Objective: List each line of the data that holds the word "JSON".

Stored records:
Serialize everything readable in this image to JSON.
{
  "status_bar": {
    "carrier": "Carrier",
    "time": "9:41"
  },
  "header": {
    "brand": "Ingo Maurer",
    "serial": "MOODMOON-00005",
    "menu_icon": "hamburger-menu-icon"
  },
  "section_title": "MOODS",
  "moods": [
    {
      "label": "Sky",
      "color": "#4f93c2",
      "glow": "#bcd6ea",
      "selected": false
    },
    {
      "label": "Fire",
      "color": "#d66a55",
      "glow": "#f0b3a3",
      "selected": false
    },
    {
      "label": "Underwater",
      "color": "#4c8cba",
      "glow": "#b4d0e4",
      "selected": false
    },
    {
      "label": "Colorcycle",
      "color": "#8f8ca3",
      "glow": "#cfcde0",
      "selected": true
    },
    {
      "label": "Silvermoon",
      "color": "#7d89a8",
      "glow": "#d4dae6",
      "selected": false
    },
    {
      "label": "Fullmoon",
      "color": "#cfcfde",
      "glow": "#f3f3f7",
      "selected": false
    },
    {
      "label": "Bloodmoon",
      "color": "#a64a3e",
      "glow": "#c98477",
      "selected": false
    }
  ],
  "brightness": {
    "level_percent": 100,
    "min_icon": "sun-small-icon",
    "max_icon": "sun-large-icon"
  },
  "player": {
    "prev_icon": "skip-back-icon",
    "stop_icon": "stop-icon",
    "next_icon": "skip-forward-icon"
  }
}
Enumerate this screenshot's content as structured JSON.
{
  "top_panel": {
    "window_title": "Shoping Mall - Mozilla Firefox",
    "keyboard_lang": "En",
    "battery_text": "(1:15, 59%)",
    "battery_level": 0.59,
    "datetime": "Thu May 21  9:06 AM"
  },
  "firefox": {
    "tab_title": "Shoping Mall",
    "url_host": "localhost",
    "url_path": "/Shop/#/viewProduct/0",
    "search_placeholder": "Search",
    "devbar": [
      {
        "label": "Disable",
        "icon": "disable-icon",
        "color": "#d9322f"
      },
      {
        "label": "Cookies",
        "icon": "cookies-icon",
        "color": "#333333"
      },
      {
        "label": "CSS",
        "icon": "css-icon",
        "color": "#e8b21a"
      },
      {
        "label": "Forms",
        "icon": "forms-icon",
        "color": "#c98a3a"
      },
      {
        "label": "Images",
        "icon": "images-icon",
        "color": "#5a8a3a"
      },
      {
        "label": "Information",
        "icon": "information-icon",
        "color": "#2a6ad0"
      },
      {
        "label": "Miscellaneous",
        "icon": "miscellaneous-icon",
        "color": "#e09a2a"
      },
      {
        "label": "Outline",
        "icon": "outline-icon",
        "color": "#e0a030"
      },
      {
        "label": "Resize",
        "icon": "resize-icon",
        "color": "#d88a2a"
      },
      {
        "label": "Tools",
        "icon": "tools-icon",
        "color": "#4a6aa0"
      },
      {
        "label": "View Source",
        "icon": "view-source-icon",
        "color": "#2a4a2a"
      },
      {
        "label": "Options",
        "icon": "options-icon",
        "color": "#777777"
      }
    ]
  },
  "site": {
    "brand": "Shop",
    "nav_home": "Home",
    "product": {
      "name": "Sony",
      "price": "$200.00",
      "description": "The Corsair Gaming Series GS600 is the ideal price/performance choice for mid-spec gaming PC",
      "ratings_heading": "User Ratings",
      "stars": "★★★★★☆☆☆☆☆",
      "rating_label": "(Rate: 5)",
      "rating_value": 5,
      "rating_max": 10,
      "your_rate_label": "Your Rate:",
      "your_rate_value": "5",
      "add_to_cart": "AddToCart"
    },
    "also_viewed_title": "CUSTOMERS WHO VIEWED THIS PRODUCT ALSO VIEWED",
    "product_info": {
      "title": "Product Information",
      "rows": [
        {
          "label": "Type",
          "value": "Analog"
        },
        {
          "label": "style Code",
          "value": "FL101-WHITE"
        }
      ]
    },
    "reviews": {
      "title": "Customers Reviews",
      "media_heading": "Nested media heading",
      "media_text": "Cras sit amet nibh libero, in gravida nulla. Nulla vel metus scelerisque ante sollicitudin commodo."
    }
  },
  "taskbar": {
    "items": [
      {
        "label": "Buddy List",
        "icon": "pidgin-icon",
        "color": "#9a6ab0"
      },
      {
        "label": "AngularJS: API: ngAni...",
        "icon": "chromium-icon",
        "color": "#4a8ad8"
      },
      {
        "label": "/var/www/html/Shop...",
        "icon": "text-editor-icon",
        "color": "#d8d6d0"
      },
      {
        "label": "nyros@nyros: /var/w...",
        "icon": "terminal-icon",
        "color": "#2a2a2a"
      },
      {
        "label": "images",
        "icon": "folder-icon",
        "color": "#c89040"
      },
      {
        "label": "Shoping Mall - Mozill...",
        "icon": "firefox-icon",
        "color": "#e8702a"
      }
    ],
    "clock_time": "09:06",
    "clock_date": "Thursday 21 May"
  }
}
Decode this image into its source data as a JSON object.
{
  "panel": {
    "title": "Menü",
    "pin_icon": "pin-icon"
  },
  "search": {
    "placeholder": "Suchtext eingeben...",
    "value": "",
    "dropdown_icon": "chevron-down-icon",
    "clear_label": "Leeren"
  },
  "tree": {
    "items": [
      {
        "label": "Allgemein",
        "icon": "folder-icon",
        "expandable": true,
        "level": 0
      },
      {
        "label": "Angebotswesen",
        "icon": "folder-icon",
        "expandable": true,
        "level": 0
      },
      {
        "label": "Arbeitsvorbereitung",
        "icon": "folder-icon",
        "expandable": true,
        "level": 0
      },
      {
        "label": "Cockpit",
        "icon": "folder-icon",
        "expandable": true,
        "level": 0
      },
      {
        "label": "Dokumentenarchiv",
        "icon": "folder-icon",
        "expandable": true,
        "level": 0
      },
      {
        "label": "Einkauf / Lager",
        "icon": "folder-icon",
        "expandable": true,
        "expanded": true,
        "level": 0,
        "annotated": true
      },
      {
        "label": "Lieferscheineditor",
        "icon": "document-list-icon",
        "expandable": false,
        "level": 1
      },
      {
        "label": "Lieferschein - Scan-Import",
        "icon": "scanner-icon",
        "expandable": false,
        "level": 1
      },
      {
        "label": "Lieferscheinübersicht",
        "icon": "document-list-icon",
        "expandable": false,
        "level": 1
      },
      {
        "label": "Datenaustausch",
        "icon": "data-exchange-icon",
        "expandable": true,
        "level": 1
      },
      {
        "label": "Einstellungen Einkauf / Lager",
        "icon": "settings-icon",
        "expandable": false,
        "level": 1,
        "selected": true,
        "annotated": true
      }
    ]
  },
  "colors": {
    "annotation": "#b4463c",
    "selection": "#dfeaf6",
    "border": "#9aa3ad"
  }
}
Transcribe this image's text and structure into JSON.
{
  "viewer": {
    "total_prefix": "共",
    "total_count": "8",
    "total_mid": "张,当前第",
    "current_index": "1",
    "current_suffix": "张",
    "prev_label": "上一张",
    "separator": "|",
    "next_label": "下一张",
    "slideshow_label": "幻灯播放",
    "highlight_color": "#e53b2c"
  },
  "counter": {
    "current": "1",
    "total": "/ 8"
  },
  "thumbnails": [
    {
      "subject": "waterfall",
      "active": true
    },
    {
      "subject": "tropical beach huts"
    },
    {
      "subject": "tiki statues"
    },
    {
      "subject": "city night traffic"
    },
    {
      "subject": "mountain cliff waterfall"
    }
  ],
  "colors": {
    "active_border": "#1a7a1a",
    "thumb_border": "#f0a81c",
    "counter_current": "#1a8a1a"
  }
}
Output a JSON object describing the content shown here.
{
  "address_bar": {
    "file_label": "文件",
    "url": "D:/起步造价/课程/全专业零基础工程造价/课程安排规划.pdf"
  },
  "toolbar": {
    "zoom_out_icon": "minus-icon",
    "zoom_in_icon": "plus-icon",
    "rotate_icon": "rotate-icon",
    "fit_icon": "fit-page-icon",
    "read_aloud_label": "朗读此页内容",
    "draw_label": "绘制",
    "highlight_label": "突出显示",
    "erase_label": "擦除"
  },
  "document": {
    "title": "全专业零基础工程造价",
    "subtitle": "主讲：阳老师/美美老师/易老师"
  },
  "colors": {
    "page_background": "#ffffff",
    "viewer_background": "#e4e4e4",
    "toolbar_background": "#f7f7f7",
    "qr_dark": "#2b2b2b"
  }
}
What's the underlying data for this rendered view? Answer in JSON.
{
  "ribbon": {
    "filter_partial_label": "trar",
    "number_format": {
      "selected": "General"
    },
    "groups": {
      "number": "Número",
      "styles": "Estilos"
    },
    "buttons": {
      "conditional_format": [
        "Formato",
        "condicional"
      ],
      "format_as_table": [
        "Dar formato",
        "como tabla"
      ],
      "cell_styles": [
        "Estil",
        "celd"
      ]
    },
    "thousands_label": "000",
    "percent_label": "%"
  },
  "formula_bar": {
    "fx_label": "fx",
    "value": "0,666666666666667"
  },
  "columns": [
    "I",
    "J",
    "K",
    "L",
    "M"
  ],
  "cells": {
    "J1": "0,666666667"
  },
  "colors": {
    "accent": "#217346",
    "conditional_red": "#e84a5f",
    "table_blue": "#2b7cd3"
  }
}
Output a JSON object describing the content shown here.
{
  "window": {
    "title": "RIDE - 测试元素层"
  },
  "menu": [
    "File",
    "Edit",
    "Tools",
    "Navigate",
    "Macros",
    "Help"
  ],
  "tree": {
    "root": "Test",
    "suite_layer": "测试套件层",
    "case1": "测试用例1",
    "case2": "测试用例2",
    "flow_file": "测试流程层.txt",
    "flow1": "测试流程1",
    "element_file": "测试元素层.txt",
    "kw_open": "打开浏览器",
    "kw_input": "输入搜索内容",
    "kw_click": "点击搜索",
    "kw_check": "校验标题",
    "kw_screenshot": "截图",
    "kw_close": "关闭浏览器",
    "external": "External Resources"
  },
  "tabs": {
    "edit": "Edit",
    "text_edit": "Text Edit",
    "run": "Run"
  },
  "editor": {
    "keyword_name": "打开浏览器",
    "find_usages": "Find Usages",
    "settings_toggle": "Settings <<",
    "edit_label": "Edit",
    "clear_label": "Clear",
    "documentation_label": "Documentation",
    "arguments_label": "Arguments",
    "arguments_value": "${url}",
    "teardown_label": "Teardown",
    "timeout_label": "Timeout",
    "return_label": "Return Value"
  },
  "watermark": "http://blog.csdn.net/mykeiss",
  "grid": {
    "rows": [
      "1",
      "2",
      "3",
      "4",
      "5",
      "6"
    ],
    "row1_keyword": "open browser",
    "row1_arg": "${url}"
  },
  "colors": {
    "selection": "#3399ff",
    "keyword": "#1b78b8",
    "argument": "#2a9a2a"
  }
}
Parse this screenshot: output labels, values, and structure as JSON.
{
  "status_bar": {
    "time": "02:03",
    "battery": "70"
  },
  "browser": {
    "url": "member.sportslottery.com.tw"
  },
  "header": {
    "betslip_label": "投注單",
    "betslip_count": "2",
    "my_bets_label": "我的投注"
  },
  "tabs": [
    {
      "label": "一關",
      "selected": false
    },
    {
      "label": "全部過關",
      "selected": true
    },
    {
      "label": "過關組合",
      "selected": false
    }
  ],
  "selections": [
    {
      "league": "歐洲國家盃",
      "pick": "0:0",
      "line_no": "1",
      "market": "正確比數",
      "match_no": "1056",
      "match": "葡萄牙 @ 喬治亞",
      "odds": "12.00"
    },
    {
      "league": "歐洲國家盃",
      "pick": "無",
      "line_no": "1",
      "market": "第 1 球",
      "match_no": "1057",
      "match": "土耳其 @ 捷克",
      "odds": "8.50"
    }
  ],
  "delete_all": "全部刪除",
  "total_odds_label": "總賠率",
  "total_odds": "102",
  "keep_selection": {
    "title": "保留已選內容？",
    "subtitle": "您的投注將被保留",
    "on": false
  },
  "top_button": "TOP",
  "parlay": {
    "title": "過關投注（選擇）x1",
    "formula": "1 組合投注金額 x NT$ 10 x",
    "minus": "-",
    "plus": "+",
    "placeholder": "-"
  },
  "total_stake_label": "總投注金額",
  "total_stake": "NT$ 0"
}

Exercise output:
Serialize everything readable in this image to JSON.
Enumerate this screenshot's content as structured JSON.
Decode this image into its source data as a JSON object.
Transcribe this image's text and structure into JSON.
Output a JSON object describing the content shown here.
What's the underlying data for this rendered view? Answer in JSON.
Output a JSON object describing the content shown here.
Parse this screenshot: output labels, values, and structure as JSON.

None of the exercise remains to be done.